--- START Dataset excerpts ---
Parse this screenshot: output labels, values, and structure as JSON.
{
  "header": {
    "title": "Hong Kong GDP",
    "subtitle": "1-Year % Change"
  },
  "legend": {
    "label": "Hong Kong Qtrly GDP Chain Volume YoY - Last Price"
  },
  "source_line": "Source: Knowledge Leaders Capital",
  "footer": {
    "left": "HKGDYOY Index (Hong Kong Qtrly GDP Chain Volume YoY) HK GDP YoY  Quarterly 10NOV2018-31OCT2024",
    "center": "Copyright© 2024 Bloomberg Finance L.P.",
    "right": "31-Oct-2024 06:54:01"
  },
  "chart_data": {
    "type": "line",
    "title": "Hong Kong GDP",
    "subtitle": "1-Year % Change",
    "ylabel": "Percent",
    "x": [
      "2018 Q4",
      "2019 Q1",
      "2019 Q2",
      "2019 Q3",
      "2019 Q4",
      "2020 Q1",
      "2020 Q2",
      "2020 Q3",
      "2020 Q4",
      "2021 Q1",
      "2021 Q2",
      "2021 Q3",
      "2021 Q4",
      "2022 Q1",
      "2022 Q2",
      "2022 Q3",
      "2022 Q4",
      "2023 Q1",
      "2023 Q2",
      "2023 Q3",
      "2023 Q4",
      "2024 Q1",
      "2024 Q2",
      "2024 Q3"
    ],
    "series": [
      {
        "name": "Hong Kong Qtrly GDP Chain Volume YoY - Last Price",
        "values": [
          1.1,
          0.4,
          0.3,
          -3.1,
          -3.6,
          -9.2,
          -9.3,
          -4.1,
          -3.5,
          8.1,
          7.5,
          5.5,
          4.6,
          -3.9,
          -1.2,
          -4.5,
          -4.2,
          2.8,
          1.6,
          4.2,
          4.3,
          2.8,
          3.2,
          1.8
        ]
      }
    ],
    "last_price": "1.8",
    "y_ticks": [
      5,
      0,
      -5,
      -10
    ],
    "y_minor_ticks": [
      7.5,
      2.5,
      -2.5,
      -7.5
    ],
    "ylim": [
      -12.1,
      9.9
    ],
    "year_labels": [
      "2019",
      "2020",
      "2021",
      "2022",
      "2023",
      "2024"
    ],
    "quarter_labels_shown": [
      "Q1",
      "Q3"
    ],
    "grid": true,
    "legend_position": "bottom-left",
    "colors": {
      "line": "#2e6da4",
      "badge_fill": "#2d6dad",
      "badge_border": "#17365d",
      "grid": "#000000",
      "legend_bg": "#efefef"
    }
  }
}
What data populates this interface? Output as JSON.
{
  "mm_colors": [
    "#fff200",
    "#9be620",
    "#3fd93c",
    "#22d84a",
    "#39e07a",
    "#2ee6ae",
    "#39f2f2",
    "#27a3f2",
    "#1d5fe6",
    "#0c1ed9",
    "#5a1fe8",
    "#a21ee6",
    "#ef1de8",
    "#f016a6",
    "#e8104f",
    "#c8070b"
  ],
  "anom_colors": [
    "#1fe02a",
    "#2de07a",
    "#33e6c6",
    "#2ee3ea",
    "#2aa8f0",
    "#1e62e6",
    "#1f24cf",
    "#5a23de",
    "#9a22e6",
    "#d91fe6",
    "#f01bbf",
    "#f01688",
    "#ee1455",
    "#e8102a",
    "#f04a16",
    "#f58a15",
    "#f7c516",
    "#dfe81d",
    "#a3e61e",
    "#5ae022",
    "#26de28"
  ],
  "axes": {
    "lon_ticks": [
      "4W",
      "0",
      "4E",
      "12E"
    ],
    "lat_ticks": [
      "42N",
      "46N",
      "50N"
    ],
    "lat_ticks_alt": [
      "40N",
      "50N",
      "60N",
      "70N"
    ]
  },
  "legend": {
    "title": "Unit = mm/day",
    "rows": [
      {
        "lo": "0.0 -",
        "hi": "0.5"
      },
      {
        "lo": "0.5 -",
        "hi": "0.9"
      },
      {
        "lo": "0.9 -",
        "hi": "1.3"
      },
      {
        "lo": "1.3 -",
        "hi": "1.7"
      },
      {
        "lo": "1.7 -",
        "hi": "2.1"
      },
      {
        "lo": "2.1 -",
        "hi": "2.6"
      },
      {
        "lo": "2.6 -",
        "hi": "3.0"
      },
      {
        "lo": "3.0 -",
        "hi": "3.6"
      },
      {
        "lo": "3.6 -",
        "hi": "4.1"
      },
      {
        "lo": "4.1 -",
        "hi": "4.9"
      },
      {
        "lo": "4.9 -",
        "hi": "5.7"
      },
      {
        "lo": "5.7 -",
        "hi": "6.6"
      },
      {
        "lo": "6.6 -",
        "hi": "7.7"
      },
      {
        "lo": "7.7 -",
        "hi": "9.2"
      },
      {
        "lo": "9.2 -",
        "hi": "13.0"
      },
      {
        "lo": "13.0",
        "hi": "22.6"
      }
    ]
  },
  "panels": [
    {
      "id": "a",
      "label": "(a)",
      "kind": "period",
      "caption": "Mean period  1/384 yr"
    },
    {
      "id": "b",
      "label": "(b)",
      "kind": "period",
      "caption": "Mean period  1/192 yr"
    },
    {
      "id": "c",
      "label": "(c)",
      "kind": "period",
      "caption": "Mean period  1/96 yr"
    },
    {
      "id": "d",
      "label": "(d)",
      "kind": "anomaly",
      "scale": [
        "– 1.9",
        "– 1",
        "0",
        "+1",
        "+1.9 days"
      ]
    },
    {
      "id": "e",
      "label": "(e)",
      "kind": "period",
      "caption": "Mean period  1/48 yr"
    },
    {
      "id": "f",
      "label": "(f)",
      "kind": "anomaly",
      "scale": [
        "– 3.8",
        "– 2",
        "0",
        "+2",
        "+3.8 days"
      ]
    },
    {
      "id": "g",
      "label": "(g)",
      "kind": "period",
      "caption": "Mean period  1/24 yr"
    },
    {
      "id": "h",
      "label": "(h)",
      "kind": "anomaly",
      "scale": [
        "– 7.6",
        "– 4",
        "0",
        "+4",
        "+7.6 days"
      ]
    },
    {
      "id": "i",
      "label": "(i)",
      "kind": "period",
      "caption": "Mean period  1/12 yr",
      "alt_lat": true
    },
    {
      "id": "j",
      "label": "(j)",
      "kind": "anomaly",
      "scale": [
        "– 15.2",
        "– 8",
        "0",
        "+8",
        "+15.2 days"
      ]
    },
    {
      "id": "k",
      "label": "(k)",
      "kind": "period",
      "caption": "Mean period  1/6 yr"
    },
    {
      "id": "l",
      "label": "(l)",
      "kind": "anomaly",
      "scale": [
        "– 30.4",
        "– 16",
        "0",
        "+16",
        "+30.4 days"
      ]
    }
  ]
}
--- END Dataset excerpts ---
→ Requirement: Restate each record word for word.

→ Answer in full:
Parse this screenshot: output labels, values, and structure as JSON.
{
  "header": {
    "title": "Hong Kong GDP",
    "subtitle": "1-Year % Change"
  },
  "legend": {
    "label": "Hong Kong Qtrly GDP Chain Volume YoY - Last Price"
  },
  "source_line": "Source: Knowledge Leaders Capital",
  "footer": {
    "left": "HKGDYOY Index (Hong Kong Qtrly GDP Chain Volume YoY) HK GDP YoY  Quarterly 10NOV2018-31OCT2024",
    "center": "Copyright© 2024 Bloomberg Finance L.P.",
    "right": "31-Oct-2024 06:54:01"
  },
  "chart_data": {
    "type": "line",
    "title": "Hong Kong GDP",
    "subtitle": "1-Year % Change",
    "ylabel": "Percent",
    "x": [
      "2018 Q4",
      "2019 Q1",
      "2019 Q2",
      "2019 Q3",
      "2019 Q4",
      "2020 Q1",
      "2020 Q2",
      "2020 Q3",
      "2020 Q4",
      "2021 Q1",
      "2021 Q2",
      "2021 Q3",
      "2021 Q4",
      "2022 Q1",
      "2022 Q2",
      "2022 Q3",
      "2022 Q4",
      "2023 Q1",
      "2023 Q2",
      "2023 Q3",
      "2023 Q4",
      "2024 Q1",
      "2024 Q2",
      "2024 Q3"
    ],
    "series": [
      {
        "name": "Hong Kong Qtrly GDP Chain Volume YoY - Last Price",
        "values": [
          1.1,
          0.4,
          0.3,
          -3.1,
          -3.6,
          -9.2,
          -9.3,
          -4.1,
          -3.5,
          8.1,
          7.5,
          5.5,
          4.6,
          -3.9,
          -1.2,
          -4.5,
          -4.2,
          2.8,
          1.6,
          4.2,
          4.3,
          2.8,
          3.2,
          1.8
        ]
      }
    ],
    "last_price": "1.8",
    "y_ticks": [
      5,
      0,
      -5,
      -10
    ],
    "y_minor_ticks": [
      7.5,
      2.5,
      -2.5,
      -7.5
    ],
    "ylim": [
      -12.1,
      9.9
    ],
    "year_labels": [
      "2019",
      "2020",
      "2021",
      "2022",
      "2023",
      "2024"
    ],
    "quarter_labels_shown": [
      "Q1",
      "Q3"
    ],
    "grid": true,
    "legend_position": "bottom-left",
    "colors": {
      "line": "#2e6da4",
      "badge_fill": "#2d6dad",
      "badge_border": "#17365d",
      "grid": "#000000",
      "legend_bg": "#efefef"
    }
  }
}
What data populates this interface? Output as JSON.
{
  "mm_colors": [
    "#fff200",
    "#9be620",
    "#3fd93c",
    "#22d84a",
    "#39e07a",
    "#2ee6ae",
    "#39f2f2",
    "#27a3f2",
    "#1d5fe6",
    "#0c1ed9",
    "#5a1fe8",
    "#a21ee6",
    "#ef1de8",
    "#f016a6",
    "#e8104f",
    "#c8070b"
  ],
  "anom_colors": [
    "#1fe02a",
    "#2de07a",
    "#33e6c6",
    "#2ee3ea",
    "#2aa8f0",
    "#1e62e6",
    "#1f24cf",
    "#5a23de",
    "#9a22e6",
    "#d91fe6",
    "#f01bbf",
    "#f01688",
    "#ee1455",
    "#e8102a",
    "#f04a16",
    "#f58a15",
    "#f7c516",
    "#dfe81d",
    "#a3e61e",
    "#5ae022",
    "#26de28"
  ],
  "axes": {
    "lon_ticks": [
      "4W",
      "0",
      "4E",
      "12E"
    ],
    "lat_ticks": [
      "42N",
      "46N",
      "50N"
    ],
    "lat_ticks_alt": [
      "40N",
      "50N",
      "60N",
      "70N"
    ]
  },
  "legend": {
    "title": "Unit = mm/day",
    "rows": [
      {
        "lo": "0.0 -",
        "hi": "0.5"
      },
      {
        "lo": "0.5 -",
        "hi": "0.9"
      },
      {
        "lo": "0.9 -",
        "hi": "1.3"
      },
      {
        "lo": "1.3 -",
        "hi": "1.7"
      },
      {
        "lo": "1.7 -",
        "hi": "2.1"
      },
      {
        "lo": "2.1 -",
        "hi": "2.6"
      },
      {
        "lo": "2.6 -",
        "hi": "3.0"
      },
      {
        "lo": "3.0 -",
        "hi": "3.6"
      },
      {
        "lo": "3.6 -",
        "hi": "4.1"
      },
      {
        "lo": "4.1 -",
        "hi": "4.9"
      },
      {
        "lo": "4.9 -",
        "hi": "5.7"
      },
      {
        "lo": "5.7 -",
        "hi": "6.6"
      },
      {
        "lo": "6.6 -",
        "hi": "7.7"
      },
      {
        "lo": "7.7 -",
        "hi": "9.2"
      },
      {
        "lo": "9.2 -",
        "hi": "13.0"
      },
      {
        "lo": "13.0",
        "hi": "22.6"
      }
    ]
  },
  "panels": [
    {
      "id": "a",
      "label": "(a)",
      "kind": "period",
      "caption": "Mean period  1/384 yr"
    },
    {
      "id": "b",
      "label": "(b)",
      "kind": "period",
      "caption": "Mean period  1/192 yr"
    },
    {
      "id": "c",
      "label": "(c)",
      "kind": "period",
      "caption": "Mean period  1/96 yr"
    },
    {
      "id": "d",
      "label": "(d)",
      "kind": "anomaly",
      "scale": [
        "– 1.9",
        "– 1",
        "0",
        "+1",
        "+1.9 days"
      ]
    },
    {
      "id": "e",
      "label": "(e)",
      "kind": "period",
      "caption": "Mean period  1/48 yr"
    },
    {
      "id": "f",
      "label": "(f)",
      "kind": "anomaly",
      "scale": [
        "– 3.8",
        "– 2",
        "0",
        "+2",
        "+3.8 days"
      ]
    },
    {
      "id": "g",
      "label": "(g)",
      "kind": "period",
      "caption": "Mean period  1/24 yr"
    },
    {
      "id": "h",
      "label": "(h)",
      "kind": "anomaly",
      "scale": [
        "– 7.6",
        "– 4",
        "0",
        "+4",
        "+7.6 days"
      ]
    },
    {
      "id": "i",
      "label": "(i)",
      "kind": "period",
      "caption": "Mean period  1/12 yr",
      "alt_lat": true
    },
    {
      "id": "j",
      "label": "(j)",
      "kind": "anomaly",
      "scale": [
        "– 15.2",
        "– 8",
        "0",
        "+8",
        "+15.2 days"
      ]
    },
    {
      "id": "k",
      "label": "(k)",
      "kind": "period",
      "caption": "Mean period  1/6 yr"
    },
    {
      "id": "l",
      "label": "(l)",
      "kind": "anomaly",
      "scale": [
        "– 30.4",
        "– 16",
        "0",
        "+16",
        "+30.4 days"
      ]
    }
  ]
}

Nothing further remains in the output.